• DIRECTIONS FOR THIS TASK
Scan the data beneath this task and copy each line that includes "right".

[Records from a collection]
+++
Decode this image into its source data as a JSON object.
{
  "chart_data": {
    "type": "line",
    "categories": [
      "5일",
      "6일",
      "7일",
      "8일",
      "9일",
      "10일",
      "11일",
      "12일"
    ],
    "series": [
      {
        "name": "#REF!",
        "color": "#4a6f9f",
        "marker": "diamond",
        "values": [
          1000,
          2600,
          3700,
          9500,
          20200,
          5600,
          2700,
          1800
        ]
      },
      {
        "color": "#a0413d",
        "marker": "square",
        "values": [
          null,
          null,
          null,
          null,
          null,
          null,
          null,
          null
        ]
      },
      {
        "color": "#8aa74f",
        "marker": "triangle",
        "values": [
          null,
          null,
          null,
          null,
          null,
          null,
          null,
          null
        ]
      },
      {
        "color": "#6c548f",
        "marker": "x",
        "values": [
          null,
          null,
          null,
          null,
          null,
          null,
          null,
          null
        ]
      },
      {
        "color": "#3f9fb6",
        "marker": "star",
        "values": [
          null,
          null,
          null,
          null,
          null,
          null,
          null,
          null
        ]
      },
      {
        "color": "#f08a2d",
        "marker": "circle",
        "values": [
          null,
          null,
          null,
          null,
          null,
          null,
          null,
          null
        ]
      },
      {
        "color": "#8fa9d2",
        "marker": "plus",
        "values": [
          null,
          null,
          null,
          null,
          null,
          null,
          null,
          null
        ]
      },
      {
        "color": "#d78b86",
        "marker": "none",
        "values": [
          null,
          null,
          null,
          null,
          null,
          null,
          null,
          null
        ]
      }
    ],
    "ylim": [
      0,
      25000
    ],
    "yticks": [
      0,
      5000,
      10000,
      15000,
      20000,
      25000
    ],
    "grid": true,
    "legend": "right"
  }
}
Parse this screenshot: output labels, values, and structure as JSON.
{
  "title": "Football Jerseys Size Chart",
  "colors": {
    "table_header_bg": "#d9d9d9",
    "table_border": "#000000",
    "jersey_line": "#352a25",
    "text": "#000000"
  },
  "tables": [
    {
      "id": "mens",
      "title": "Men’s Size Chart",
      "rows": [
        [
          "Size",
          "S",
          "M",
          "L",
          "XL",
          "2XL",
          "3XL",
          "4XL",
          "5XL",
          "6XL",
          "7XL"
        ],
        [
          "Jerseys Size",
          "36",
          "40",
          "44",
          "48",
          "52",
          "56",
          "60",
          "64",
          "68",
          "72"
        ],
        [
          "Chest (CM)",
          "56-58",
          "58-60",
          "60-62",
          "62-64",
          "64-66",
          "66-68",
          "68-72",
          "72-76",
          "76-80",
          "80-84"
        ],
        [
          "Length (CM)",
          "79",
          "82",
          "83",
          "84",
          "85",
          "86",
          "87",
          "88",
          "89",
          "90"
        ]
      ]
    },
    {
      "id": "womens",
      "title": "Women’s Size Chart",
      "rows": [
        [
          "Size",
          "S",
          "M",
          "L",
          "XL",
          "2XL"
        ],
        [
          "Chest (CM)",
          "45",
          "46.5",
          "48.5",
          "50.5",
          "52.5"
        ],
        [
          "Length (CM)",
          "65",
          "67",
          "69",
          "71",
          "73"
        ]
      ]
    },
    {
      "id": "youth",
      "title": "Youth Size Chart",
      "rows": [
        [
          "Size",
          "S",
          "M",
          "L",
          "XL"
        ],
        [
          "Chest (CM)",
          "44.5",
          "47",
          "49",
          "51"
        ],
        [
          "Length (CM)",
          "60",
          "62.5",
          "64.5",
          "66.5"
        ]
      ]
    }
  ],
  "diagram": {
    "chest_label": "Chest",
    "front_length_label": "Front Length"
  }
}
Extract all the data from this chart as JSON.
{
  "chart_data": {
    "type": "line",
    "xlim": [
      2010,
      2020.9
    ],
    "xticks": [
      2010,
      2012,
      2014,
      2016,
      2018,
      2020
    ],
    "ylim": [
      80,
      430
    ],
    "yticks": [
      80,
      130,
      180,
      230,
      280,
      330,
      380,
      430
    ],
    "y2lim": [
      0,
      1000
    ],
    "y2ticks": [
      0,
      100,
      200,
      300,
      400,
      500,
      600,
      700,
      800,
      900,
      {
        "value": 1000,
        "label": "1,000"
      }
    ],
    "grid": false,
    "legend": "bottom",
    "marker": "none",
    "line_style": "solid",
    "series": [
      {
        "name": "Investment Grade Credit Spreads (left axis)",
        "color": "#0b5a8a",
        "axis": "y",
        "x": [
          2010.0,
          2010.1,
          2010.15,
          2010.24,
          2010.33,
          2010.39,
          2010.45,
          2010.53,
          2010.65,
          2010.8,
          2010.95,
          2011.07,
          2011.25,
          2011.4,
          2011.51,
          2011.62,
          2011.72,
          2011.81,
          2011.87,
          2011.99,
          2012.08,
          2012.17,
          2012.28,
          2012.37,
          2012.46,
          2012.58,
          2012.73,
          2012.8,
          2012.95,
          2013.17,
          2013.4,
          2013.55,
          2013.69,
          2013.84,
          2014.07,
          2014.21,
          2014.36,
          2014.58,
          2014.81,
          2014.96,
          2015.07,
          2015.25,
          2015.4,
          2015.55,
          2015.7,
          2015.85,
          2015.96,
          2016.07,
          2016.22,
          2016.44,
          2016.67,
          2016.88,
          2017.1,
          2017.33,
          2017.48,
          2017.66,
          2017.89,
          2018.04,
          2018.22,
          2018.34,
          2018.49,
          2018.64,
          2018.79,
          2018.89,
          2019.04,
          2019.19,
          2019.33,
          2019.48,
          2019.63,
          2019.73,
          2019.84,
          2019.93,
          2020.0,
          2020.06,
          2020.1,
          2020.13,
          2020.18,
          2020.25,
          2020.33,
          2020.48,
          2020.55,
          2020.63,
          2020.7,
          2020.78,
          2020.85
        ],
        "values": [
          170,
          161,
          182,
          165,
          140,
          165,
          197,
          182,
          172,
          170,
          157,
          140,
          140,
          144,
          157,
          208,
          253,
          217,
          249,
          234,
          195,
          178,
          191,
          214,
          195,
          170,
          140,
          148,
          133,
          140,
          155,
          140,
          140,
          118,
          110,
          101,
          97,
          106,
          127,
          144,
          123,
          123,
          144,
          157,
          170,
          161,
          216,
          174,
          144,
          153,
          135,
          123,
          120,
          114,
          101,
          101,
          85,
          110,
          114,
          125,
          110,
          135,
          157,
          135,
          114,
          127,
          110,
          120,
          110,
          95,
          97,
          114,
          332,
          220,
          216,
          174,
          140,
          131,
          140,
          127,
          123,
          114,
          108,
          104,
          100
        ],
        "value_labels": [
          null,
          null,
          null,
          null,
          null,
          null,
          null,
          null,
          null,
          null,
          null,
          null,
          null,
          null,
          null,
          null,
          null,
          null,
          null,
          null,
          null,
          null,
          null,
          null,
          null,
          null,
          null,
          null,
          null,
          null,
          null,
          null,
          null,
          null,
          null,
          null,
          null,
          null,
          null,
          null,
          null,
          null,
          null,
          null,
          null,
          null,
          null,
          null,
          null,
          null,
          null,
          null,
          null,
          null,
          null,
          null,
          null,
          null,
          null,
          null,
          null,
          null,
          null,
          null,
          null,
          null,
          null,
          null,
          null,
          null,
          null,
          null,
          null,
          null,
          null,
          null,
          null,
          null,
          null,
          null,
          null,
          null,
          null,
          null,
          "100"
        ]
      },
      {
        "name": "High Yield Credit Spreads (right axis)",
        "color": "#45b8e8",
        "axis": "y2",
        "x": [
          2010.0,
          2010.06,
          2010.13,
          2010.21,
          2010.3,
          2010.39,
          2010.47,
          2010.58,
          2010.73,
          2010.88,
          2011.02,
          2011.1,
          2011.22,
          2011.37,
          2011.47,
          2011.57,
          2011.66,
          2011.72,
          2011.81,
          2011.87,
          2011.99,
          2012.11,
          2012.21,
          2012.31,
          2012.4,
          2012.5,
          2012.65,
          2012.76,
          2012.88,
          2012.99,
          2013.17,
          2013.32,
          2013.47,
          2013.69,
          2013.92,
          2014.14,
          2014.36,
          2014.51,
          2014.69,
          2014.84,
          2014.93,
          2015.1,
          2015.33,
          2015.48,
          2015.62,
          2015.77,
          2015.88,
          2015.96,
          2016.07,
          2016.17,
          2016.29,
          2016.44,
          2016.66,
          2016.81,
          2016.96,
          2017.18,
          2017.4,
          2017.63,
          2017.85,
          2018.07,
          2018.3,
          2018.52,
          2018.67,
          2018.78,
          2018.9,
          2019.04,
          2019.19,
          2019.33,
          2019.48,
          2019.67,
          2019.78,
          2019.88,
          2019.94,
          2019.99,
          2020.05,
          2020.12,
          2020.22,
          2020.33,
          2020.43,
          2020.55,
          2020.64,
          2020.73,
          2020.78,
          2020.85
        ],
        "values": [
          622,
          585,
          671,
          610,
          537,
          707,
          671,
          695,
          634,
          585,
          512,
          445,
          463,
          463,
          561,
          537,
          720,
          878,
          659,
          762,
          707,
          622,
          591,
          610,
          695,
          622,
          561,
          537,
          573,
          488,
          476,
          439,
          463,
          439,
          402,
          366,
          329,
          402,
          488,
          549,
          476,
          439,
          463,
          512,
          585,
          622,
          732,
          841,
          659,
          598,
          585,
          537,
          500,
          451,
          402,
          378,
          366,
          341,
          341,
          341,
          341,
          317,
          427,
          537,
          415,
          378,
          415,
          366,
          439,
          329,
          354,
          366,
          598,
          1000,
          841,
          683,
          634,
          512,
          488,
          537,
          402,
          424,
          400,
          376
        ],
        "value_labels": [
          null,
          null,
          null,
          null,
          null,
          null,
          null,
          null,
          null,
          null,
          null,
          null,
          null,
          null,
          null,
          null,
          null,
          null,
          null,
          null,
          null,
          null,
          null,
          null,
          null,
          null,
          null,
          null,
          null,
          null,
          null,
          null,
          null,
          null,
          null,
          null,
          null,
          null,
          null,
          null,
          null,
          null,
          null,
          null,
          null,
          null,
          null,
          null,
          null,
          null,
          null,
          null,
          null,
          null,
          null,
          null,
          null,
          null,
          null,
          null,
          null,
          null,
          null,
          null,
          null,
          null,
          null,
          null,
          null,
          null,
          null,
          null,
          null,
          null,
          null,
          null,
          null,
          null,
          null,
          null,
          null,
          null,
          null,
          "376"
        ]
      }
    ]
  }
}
+++
• SOLUTION TO THE EXERCISE
    "legend": "right"
        "name": "High Yield Credit Spreads (right axis)",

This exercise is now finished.